Record set:
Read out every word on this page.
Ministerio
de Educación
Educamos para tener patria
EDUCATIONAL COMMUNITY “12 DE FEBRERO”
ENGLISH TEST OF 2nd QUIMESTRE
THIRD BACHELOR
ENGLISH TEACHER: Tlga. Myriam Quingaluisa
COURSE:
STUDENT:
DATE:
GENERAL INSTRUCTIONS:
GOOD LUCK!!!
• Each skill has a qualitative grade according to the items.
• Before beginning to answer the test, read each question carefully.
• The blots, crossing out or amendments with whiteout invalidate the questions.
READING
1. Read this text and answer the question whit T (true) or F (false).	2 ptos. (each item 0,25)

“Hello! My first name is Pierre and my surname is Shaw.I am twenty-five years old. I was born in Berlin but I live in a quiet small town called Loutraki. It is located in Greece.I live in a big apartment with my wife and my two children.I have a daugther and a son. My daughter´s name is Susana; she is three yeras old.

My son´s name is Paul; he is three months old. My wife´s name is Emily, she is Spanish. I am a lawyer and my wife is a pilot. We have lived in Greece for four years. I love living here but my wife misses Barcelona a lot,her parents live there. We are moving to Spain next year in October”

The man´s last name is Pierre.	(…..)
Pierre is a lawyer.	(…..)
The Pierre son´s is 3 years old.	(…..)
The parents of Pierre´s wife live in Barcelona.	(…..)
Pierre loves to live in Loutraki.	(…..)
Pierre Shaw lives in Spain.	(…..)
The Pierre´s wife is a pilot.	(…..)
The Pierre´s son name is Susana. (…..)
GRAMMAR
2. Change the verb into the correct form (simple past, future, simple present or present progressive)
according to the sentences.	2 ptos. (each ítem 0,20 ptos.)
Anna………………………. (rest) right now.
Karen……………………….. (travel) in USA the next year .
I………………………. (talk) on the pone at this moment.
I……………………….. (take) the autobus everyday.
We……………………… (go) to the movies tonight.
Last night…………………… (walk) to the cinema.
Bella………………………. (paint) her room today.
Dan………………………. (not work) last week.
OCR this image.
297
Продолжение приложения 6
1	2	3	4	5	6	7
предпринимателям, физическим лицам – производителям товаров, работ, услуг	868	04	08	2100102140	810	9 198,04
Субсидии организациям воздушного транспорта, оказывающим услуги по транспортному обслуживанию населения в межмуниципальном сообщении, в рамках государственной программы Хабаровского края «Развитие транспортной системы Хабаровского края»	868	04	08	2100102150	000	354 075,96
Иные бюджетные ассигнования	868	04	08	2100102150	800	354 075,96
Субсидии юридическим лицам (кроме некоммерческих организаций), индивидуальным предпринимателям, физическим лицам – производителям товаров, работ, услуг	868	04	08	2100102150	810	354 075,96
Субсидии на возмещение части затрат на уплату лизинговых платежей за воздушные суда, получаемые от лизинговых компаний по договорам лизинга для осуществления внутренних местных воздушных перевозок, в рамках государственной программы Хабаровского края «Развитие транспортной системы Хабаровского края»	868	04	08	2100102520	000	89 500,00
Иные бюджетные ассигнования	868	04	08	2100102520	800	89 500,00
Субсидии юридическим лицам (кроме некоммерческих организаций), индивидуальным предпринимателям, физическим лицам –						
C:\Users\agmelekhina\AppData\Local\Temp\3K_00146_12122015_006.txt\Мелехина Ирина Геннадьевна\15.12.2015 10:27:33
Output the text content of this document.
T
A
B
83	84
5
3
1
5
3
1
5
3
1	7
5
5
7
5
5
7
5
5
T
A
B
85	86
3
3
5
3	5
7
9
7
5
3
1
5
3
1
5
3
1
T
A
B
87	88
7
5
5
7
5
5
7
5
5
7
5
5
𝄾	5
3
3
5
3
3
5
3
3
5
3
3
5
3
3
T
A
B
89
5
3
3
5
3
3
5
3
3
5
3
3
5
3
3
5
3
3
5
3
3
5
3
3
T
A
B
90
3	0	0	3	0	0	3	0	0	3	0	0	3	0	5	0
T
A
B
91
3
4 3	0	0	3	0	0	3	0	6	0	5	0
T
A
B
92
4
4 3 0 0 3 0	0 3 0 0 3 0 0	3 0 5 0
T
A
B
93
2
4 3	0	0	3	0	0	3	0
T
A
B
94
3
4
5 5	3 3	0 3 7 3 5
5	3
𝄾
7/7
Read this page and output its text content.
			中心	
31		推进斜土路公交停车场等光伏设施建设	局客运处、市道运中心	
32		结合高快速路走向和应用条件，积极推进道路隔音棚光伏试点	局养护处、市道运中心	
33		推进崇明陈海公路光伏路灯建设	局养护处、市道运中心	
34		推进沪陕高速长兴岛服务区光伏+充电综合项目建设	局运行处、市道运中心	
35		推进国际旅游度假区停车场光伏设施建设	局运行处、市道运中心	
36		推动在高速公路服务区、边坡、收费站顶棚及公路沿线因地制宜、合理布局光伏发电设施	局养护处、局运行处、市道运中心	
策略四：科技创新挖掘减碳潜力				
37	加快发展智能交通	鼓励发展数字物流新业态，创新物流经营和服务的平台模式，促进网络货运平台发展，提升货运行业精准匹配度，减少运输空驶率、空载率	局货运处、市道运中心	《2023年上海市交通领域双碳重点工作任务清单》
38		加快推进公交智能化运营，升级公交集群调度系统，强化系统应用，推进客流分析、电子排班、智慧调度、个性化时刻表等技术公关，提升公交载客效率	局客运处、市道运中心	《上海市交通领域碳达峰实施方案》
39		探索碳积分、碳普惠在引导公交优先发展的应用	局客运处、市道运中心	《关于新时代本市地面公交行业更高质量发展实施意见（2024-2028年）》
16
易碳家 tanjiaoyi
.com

Aim: Write out every record verbatim.

Result for this task:
Read out every word on this page.
Ministerio
de Educación
Educamos para tener patria
EDUCATIONAL COMMUNITY “12 DE FEBRERO”
ENGLISH TEST OF 2nd QUIMESTRE
THIRD BACHELOR
ENGLISH TEACHER: Tlga. Myriam Quingaluisa
COURSE:
STUDENT:
DATE:
GENERAL INSTRUCTIONS:
GOOD LUCK!!!
• Each skill has a qualitative grade according to the items.
• Before beginning to answer the test, read each question carefully.
• The blots, crossing out or amendments with whiteout invalidate the questions.
READING
1. Read this text and answer the question whit T (true) or F (false).	2 ptos. (each item 0,25)

“Hello! My first name is Pierre and my surname is Shaw.I am twenty-five years old. I was born in Berlin but I live in a quiet small town called Loutraki. It is located in Greece.I live in a big apartment with my wife and my two children.I have a daugther and a son. My daughter´s name is Susana; she is three yeras old.

My son´s name is Paul; he is three months old. My wife´s name is Emily, she is Spanish. I am a lawyer and my wife is a pilot. We have lived in Greece for four years. I love living here but my wife misses Barcelona a lot,her parents live there. We are moving to Spain next year in October”

The man´s last name is Pierre.	(…..)
Pierre is a lawyer.	(…..)
The Pierre son´s is 3 years old.	(…..)
The parents of Pierre´s wife live in Barcelona.	(…..)
Pierre loves to live in Loutraki.	(…..)
Pierre Shaw lives in Spain.	(…..)
The Pierre´s wife is a pilot.	(…..)
The Pierre´s son name is Susana. (…..)
GRAMMAR
2. Change the verb into the correct form (simple past, future, simple present or present progressive)
according to the sentences.	2 ptos. (each ítem 0,20 ptos.)
Anna………………………. (rest) right now.
Karen……………………….. (travel) in USA the next year .
I………………………. (talk) on the pone at this moment.
I……………………….. (take) the autobus everyday.
We……………………… (go) to the movies tonight.
Last night…………………… (walk) to the cinema.
Bella………………………. (paint) her room today.
Dan………………………. (not work) last week.
OCR this image.
297
Продолжение приложения 6
1	2	3	4	5	6	7
предпринимателям, физическим лицам – производителям товаров, работ, услуг	868	04	08	2100102140	810	9 198,04
Субсидии организациям воздушного транспорта, оказывающим услуги по транспортному обслуживанию населения в межмуниципальном сообщении, в рамках государственной программы Хабаровского края «Развитие транспортной системы Хабаровского края»	868	04	08	2100102150	000	354 075,96
Иные бюджетные ассигнования	868	04	08	2100102150	800	354 075,96
Субсидии юридическим лицам (кроме некоммерческих организаций), индивидуальным предпринимателям, физическим лицам – производителям товаров, работ, услуг	868	04	08	2100102150	810	354 075,96
Субсидии на возмещение части затрат на уплату лизинговых платежей за воздушные суда, получаемые от лизинговых компаний по договорам лизинга для осуществления внутренних местных воздушных перевозок, в рамках государственной программы Хабаровского края «Развитие транспортной системы Хабаровского края»	868	04	08	2100102520	000	89 500,00
Иные бюджетные ассигнования	868	04	08	2100102520	800	89 500,00
Субсидии юридическим лицам (кроме некоммерческих организаций), индивидуальным предпринимателям, физическим лицам –						
C:\Users\agmelekhina\AppData\Local\Temp\3K_00146_12122015_006.txt\Мелехина Ирина Геннадьевна\15.12.2015 10:27:33
Output the text content of this document.
T
A
B
83	84
5
3
1
5
3
1
5
3
1	7
5
5
7
5
5
7
5
5
T
A
B
85	86
3
3
5
3	5
7
9
7
5
3
1
5
3
1
5
3
1
T
A
B
87	88
7
5
5
7
5
5
7
5
5
7
5
5
𝄾	5
3
3
5
3
3
5
3
3
5
3
3
5
3
3
T
A
B
89
5
3
3
5
3
3
5
3
3
5
3
3
5
3
3
5
3
3
5
3
3
5
3
3
T
A
B
90
3	0	0	3	0	0	3	0	0	3	0	0	3	0	5	0
T
A
B
91
3
4 3	0	0	3	0	0	3	0	6	0	5	0
T
A
B
92
4
4 3 0 0 3 0	0 3 0 0 3 0 0	3 0 5 0
T
A
B
93
2
4 3	0	0	3	0	0	3	0
T
A
B
94
3
4
5 5	3 3	0 3 7 3 5
5	3
𝄾
7/7
Read this page and output its text content.
			中心	
31		推进斜土路公交停车场等光伏设施建设	局客运处、市道运中心	
32		结合高快速路走向和应用条件，积极推进道路隔音棚光伏试点	局养护处、市道运中心	
33		推进崇明陈海公路光伏路灯建设	局养护处、市道运中心	
34		推进沪陕高速长兴岛服务区光伏+充电综合项目建设	局运行处、市道运中心	
35		推进国际旅游度假区停车场光伏设施建设	局运行处、市道运中心	
36		推动在高速公路服务区、边坡、收费站顶棚及公路沿线因地制宜、合理布局光伏发电设施	局养护处、局运行处、市道运中心	
策略四：科技创新挖掘减碳潜力				
37	加快发展智能交通	鼓励发展数字物流新业态，创新物流经营和服务的平台模式，促进网络货运平台发展，提升货运行业精准匹配度，减少运输空驶率、空载率	局货运处、市道运中心	《2023年上海市交通领域双碳重点工作任务清单》
38		加快推进公交智能化运营，升级公交集群调度系统，强化系统应用，推进客流分析、电子排班、智慧调度、个性化时刻表等技术公关，提升公交载客效率	局客运处、市道运中心	《上海市交通领域碳达峰实施方案》
39		探索碳积分、碳普惠在引导公交优先发展的应用	局客运处、市道运中心	《关于新时代本市地面公交行业更高质量发展实施意见（2024-2028年）》
16
易碳家 tanjiaoyi
.com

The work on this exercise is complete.